Okulsuz hayat tek başına yürümez
- sesinakmaz
- 7 gün önce
- 5 dakikada okunur
9 Temmuz 2025 Çarşamba


Dün dışarı çıkmanın acısını bugün fazlasıyla hissediyorum. Islak, kirli deniz malzemelerini arabadan eve taşıdım. Üstünde hala deniz suyu olan gözlük, şnorkel ve paletleri yıkadım. Atlara bakıp balkonu yıkadım. Arabanın kirliliği canımı sıkıyor. Elektrikli süpürgeyi çıkarıp arabayı üstün körü temizledim. Herkes arabadan çıkarken çöpünü atıp eşyalarını alsa işler bu kadar birikmeyecek. Olmuyor, öğretemiyoruz çünkü biz de yapmakta zorlanıyoruz. Etrafı temizleyip topladıkça, her şeyi zamanında yerine getirip rafa kaldırınca büyük bir iç huzur yaşıyorum. Fakat bitmiyor. Hala mutfak dağınık. Temizleri yerleştirip, kirlileri tekrar makineye koyuyorum. Ama üstüne yenileri eklendiği için sonu gelmiyor. Bir yandan yapmazsam işlerin daha çok birikeceğini görüyorum, diğer yandan yazı yazamamanın rahatsızlığıyla yaşıyorum.

Merin’in öğle uykusundan önce çarşıya gitme planım suya düştü. Önce hangi işimi bitireceğimi şaşırmış haldeydim. Dışarıdaki işleri bitirip eve geldiğimde Merin’i uyuttum. Hemen yemek hazırlamaya başladım. Bamya ve kabak yemeği pişirdim. Bahçeden semiz otları toplayıp yoğurtlu salata yaptım. Merin uyurken de yazamadığım için hissettiğim kötü hisler tüm gün peşimi bırakmadı.
Derin kabak yemeğini afiyetle yedi. Kızlar, şaşırtıcı biçimde bamya yediler. Genelde Ali ve ben bamyayı yalnız yeriz. Fakat bugün özellikle Merin’in bamyayı çok sevdiğini keşfettim. Serin de “Anne muhteşem olmuş. Ellerine sağlık. Yediğim en güzel yemeklerden biriydi.” deyince kulaklarıma inanamadım. Aslında Serin bebekken, yazları deniz kenarındaki konteyner evimizde yaşadığımız günlerde, her hafta etli bamya yapmaya özen gösterirdim. Derin bugün hatırlamasa da iştahla yerlerdi. Bunları düşününce her yemeğin en azından tadına bakılmalı kuralını önemsiyorum.

_ _ _ _ _

## [Yapılacak iş]
Yazıda "Derin kabak yemeğini" sözleriyle başlayıp "bakılmalı kuralını önemsiyorum." sözlerine kadar süren kısmı kelimesi kelimesine alıntıla.

## [Verilen liste]
_ _ _ _ _

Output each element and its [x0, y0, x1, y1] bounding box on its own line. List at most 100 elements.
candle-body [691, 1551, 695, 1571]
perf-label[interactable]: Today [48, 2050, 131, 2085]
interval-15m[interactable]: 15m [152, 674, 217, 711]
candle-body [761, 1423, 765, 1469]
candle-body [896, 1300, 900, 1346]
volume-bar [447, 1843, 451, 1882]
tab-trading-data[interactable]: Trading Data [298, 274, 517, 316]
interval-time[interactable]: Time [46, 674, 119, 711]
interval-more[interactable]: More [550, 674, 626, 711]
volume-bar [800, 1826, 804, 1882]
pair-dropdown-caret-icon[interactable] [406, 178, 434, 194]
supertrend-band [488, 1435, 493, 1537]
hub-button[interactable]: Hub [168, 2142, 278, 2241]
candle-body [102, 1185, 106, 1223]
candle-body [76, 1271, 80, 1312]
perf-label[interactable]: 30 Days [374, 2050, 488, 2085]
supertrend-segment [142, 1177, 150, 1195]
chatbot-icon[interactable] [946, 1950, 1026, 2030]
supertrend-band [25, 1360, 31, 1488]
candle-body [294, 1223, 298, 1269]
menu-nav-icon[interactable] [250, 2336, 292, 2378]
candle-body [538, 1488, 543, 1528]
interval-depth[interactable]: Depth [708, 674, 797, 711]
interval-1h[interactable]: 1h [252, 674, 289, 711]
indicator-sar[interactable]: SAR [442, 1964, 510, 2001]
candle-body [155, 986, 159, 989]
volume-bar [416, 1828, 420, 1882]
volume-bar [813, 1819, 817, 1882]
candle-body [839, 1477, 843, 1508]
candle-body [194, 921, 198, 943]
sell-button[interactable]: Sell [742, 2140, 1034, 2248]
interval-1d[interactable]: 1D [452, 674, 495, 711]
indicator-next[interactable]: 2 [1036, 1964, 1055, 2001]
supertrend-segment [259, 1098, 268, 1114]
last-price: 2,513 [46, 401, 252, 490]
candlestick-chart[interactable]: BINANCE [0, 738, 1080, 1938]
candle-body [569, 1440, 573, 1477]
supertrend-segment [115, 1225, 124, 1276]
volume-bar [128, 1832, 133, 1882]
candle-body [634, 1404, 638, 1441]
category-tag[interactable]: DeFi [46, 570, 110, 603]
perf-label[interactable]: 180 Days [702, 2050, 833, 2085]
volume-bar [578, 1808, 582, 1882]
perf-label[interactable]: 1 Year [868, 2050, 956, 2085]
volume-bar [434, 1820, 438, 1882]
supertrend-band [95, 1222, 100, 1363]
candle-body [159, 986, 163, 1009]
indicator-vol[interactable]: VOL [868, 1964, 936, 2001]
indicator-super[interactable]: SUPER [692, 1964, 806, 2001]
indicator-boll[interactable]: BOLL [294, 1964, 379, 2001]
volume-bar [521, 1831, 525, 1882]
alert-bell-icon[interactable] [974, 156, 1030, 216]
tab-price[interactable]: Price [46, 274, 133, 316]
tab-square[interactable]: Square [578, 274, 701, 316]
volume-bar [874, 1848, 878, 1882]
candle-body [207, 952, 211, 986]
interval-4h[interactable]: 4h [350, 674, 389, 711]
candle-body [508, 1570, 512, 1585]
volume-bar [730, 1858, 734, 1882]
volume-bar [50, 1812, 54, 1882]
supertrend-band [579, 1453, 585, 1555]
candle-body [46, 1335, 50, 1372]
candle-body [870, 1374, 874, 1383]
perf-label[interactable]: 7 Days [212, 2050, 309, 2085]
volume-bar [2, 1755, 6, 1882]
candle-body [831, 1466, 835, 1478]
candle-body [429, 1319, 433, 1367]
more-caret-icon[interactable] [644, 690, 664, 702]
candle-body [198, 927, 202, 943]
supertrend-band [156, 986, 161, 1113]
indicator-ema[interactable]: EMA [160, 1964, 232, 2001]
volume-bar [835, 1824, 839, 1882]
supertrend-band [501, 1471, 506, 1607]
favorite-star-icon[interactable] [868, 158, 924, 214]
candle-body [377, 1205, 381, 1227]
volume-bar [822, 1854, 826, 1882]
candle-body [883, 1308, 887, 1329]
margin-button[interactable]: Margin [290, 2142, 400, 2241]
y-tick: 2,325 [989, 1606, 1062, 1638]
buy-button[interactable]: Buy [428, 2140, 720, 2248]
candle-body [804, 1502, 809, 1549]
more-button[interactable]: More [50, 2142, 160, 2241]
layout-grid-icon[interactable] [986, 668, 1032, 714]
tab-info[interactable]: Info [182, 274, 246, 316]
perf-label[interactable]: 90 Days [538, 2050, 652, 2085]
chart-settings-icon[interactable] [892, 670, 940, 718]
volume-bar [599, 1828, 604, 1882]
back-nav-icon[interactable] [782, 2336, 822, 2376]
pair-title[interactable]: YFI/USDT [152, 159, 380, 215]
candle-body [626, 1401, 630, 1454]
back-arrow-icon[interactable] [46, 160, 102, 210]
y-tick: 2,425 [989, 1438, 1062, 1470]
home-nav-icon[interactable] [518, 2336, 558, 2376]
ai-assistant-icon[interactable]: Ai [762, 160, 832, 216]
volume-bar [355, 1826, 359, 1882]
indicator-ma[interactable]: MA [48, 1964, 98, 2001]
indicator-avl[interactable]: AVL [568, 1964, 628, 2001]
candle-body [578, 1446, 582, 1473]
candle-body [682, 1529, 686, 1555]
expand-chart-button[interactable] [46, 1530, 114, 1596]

_ _ _ _ _

## [Tam cevap]
Derin kabak yemeğini afiyetle yedi. Kızlar, şaşırtıcı biçimde bamya yediler. Genelde Ali ve ben bamyayı yalnız yeriz. Fakat bugün özellikle Merin’in bamyayı çok sevdiğini keşfettim. Serin de “Anne muhteşem olmuş. Ellerine sağlık. Yediğim en güzel yemeklerden biriydi.” deyince kulaklarıma inanamadım. Aslında Serin bebekken, yazları deniz kenarındaki konteyner evimizde yaşadığımız günlerde, her hafta etli bamya yapmaya özen gösterirdim. Derin bugün hatırlamasa da iştahla yerlerdi. Bunları düşününce her yemeğin en azından tadına bakılmalı kuralını önemsiyorum.